* Exercise details: Transcribe the records below exactly as they appear.
◆ ◆ ◆ ◆ ◆
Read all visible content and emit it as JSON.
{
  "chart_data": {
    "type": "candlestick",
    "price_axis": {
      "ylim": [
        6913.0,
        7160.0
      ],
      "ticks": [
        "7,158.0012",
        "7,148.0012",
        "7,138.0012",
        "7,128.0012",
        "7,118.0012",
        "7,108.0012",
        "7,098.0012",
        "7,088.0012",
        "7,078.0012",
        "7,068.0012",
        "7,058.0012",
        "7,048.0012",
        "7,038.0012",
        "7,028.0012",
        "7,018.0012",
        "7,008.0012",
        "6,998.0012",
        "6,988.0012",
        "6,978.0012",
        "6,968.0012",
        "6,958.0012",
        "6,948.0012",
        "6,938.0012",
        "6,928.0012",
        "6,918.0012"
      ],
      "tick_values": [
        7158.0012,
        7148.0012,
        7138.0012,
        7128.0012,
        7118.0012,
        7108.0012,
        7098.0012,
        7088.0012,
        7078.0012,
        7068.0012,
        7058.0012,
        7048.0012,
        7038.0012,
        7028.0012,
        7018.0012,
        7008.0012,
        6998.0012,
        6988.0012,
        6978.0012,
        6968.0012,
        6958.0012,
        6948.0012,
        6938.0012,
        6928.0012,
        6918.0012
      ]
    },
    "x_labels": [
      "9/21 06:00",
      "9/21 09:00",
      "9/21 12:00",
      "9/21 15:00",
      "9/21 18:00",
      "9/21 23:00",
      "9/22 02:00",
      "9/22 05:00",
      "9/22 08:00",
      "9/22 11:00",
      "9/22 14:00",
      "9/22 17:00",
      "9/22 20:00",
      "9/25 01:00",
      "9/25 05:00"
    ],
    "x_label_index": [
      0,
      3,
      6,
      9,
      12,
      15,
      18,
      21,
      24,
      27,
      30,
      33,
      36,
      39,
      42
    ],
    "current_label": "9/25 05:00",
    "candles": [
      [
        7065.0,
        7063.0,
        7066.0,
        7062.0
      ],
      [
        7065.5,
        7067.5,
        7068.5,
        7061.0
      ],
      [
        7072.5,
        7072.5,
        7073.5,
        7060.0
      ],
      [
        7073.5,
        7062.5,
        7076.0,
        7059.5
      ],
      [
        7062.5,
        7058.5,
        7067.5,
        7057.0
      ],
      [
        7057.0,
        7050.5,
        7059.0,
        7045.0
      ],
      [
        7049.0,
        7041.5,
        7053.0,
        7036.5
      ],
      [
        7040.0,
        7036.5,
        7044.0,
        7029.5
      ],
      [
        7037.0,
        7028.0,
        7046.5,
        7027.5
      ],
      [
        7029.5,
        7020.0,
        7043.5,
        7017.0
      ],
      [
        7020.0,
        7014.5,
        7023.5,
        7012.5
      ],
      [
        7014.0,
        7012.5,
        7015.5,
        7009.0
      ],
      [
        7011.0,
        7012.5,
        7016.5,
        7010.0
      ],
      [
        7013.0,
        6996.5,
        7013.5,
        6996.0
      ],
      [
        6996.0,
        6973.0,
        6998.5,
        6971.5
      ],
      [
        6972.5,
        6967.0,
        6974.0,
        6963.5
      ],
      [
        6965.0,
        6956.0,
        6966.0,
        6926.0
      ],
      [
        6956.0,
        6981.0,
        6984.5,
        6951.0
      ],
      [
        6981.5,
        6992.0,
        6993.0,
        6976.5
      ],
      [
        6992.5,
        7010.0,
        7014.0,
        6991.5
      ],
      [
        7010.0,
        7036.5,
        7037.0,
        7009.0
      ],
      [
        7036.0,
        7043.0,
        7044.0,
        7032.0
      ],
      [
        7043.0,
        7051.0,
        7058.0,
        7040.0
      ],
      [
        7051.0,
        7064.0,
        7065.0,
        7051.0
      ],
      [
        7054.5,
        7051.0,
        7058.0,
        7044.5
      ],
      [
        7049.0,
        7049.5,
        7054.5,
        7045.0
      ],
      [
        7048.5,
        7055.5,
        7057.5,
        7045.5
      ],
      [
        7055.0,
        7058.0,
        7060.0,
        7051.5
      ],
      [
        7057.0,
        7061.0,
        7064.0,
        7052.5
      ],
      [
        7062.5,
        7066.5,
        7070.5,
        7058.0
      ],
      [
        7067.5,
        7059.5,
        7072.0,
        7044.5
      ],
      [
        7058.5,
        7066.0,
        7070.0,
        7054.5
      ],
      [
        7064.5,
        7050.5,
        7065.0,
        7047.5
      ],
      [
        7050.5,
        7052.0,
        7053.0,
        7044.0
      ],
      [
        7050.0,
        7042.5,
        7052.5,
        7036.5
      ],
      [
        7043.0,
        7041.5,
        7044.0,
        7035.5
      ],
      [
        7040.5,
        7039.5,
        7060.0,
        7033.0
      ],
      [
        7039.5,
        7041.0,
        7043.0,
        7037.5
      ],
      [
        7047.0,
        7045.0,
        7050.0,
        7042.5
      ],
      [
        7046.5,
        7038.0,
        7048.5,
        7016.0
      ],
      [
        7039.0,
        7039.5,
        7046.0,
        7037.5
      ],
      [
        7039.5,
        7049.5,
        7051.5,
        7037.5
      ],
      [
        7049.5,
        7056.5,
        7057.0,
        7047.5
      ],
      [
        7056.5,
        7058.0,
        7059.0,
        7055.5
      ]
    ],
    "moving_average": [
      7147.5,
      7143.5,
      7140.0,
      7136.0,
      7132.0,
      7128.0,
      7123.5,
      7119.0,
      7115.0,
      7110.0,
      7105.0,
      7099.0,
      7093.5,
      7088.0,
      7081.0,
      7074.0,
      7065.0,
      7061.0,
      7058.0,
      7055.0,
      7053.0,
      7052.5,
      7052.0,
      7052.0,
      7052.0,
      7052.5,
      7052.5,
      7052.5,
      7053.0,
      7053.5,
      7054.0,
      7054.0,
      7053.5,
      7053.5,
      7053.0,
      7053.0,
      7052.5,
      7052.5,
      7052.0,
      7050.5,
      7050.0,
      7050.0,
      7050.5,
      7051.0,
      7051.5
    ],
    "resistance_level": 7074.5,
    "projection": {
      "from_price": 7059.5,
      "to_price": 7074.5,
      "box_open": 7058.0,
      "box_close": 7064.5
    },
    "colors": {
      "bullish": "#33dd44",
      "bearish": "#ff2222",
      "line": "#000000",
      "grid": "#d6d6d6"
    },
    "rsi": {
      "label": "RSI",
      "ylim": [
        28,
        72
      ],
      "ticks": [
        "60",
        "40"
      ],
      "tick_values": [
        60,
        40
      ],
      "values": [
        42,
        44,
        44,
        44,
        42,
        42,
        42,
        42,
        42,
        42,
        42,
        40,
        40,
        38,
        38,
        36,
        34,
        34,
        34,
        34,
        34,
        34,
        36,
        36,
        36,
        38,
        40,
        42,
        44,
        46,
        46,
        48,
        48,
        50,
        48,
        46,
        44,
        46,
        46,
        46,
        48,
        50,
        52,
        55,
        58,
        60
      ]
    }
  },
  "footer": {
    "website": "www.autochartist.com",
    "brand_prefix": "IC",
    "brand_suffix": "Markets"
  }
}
◆ ◆ ◆ ◆ ◆
* Answer to this task:
Read all visible content and emit it as JSON.
{
  "chart_data": {
    "type": "candlestick",
    "price_axis": {
      "ylim": [
        6913.0,
        7160.0
      ],
      "ticks": [
        "7,158.0012",
        "7,148.0012",
        "7,138.0012",
        "7,128.0012",
        "7,118.0012",
        "7,108.0012",
        "7,098.0012",
        "7,088.0012",
        "7,078.0012",
        "7,068.0012",
        "7,058.0012",
        "7,048.0012",
        "7,038.0012",
        "7,028.0012",
        "7,018.0012",
        "7,008.0012",
        "6,998.0012",
        "6,988.0012",
        "6,978.0012",
        "6,968.0012",
        "6,958.0012",
        "6,948.0012",
        "6,938.0012",
        "6,928.0012",
        "6,918.0012"
      ],
      "tick_values": [
        7158.0012,
        7148.0012,
        7138.0012,
        7128.0012,
        7118.0012,
        7108.0012,
        7098.0012,
        7088.0012,
        7078.0012,
        7068.0012,
        7058.0012,
        7048.0012,
        7038.0012,
        7028.0012,
        7018.0012,
        7008.0012,
        6998.0012,
        6988.0012,
        6978.0012,
        6968.0012,
        6958.0012,
        6948.0012,
        6938.0012,
        6928.0012,
        6918.0012
      ]
    },
    "x_labels": [
      "9/21 06:00",
      "9/21 09:00",
      "9/21 12:00",
      "9/21 15:00",
      "9/21 18:00",
      "9/21 23:00",
      "9/22 02:00",
      "9/22 05:00",
      "9/22 08:00",
      "9/22 11:00",
      "9/22 14:00",
      "9/22 17:00",
      "9/22 20:00",
      "9/25 01:00",
      "9/25 05:00"
    ],
    "x_label_index": [
      0,
      3,
      6,
      9,
      12,
      15,
      18,
      21,
      24,
      27,
      30,
      33,
      36,
      39,
      42
    ],
    "current_label": "9/25 05:00",
    "candles": [
      [
        7065.0,
        7063.0,
        7066.0,
        7062.0
      ],
      [
        7065.5,
        7067.5,
        7068.5,
        7061.0
      ],
      [
        7072.5,
        7072.5,
        7073.5,
        7060.0
      ],
      [
        7073.5,
        7062.5,
        7076.0,
        7059.5
      ],
      [
        7062.5,
        7058.5,
        7067.5,
        7057.0
      ],
      [
        7057.0,
        7050.5,
        7059.0,
        7045.0
      ],
      [
        7049.0,
        7041.5,
        7053.0,
        7036.5
      ],
      [
        7040.0,
        7036.5,
        7044.0,
        7029.5
      ],
      [
        7037.0,
        7028.0,
        7046.5,
        7027.5
      ],
      [
        7029.5,
        7020.0,
        7043.5,
        7017.0
      ],
      [
        7020.0,
        7014.5,
        7023.5,
        7012.5
      ],
      [
        7014.0,
        7012.5,
        7015.5,
        7009.0
      ],
      [
        7011.0,
        7012.5,
        7016.5,
        7010.0
      ],
      [
        7013.0,
        6996.5,
        7013.5,
        6996.0
      ],
      [
        6996.0,
        6973.0,
        6998.5,
        6971.5
      ],
      [
        6972.5,
        6967.0,
        6974.0,
        6963.5
      ],
      [
        6965.0,
        6956.0,
        6966.0,
        6926.0
      ],
      [
        6956.0,
        6981.0,
        6984.5,
        6951.0
      ],
      [
        6981.5,
        6992.0,
        6993.0,
        6976.5
      ],
      [
        6992.5,
        7010.0,
        7014.0,
        6991.5
      ],
      [
        7010.0,
        7036.5,
        7037.0,
        7009.0
      ],
      [
        7036.0,
        7043.0,
        7044.0,
        7032.0
      ],
      [
        7043.0,
        7051.0,
        7058.0,
        7040.0
      ],
      [
        7051.0,
        7064.0,
        7065.0,
        7051.0
      ],
      [
        7054.5,
        7051.0,
        7058.0,
        7044.5
      ],
      [
        7049.0,
        7049.5,
        7054.5,
        7045.0
      ],
      [
        7048.5,
        7055.5,
        7057.5,
        7045.5
      ],
      [
        7055.0,
        7058.0,
        7060.0,
        7051.5
      ],
      [
        7057.0,
        7061.0,
        7064.0,
        7052.5
      ],
      [
        7062.5,
        7066.5,
        7070.5,
        7058.0
      ],
      [
        7067.5,
        7059.5,
        7072.0,
        7044.5
      ],
      [
        7058.5,
        7066.0,
        7070.0,
        7054.5
      ],
      [
        7064.5,
        7050.5,
        7065.0,
        7047.5
      ],
      [
        7050.5,
        7052.0,
        7053.0,
        7044.0
      ],
      [
        7050.0,
        7042.5,
        7052.5,
        7036.5
      ],
      [
        7043.0,
        7041.5,
        7044.0,
        7035.5
      ],
      [
        7040.5,
        7039.5,
        7060.0,
        7033.0
      ],
      [
        7039.5,
        7041.0,
        7043.0,
        7037.5
      ],
      [
        7047.0,
        7045.0,
        7050.0,
        7042.5
      ],
      [
        7046.5,
        7038.0,
        7048.5,
        7016.0
      ],
      [
        7039.0,
        7039.5,
        7046.0,
        7037.5
      ],
      [
        7039.5,
        7049.5,
        7051.5,
        7037.5
      ],
      [
        7049.5,
        7056.5,
        7057.0,
        7047.5
      ],
      [
        7056.5,
        7058.0,
        7059.0,
        7055.5
      ]
    ],
    "moving_average": [
      7147.5,
      7143.5,
      7140.0,
      7136.0,
      7132.0,
      7128.0,
      7123.5,
      7119.0,
      7115.0,
      7110.0,
      7105.0,
      7099.0,
      7093.5,
      7088.0,
      7081.0,
      7074.0,
      7065.0,
      7061.0,
      7058.0,
      7055.0,
      7053.0,
      7052.5,
      7052.0,
      7052.0,
      7052.0,
      7052.5,
      7052.5,
      7052.5,
      7053.0,
      7053.5,
      7054.0,
      7054.0,
      7053.5,
      7053.5,
      7053.0,
      7053.0,
      7052.5,
      7052.5,
      7052.0,
      7050.5,
      7050.0,
      7050.0,
      7050.5,
      7051.0,
      7051.5
    ],
    "resistance_level": 7074.5,
    "projection": {
      "from_price": 7059.5,
      "to_price": 7074.5,
      "box_open": 7058.0,
      "box_close": 7064.5
    },
    "colors": {
      "bullish": "#33dd44",
      "bearish": "#ff2222",
      "line": "#000000",
      "grid": "#d6d6d6"
    },
    "rsi": {
      "label": "RSI",
      "ylim": [
        28,
        72
      ],
      "ticks": [
        "60",
        "40"
      ],
      "tick_values": [
        60,
        40
      ],
      "values": [
        42,
        44,
        44,
        44,
        42,
        42,
        42,
        42,
        42,
        42,
        42,
        40,
        40,
        38,
        38,
        36,
        34,
        34,
        34,
        34,
        34,
        34,
        36,
        36,
        36,
        38,
        40,
        42,
        44,
        46,
        46,
        48,
        48,
        50,
        48,
        46,
        44,
        46,
        46,
        46,
        48,
        50,
        52,
        55,
        58,
        60
      ]
    }
  },
  "footer": {
    "website": "www.autochartist.com",
    "brand_prefix": "IC",
    "brand_suffix": "Markets"
  }
}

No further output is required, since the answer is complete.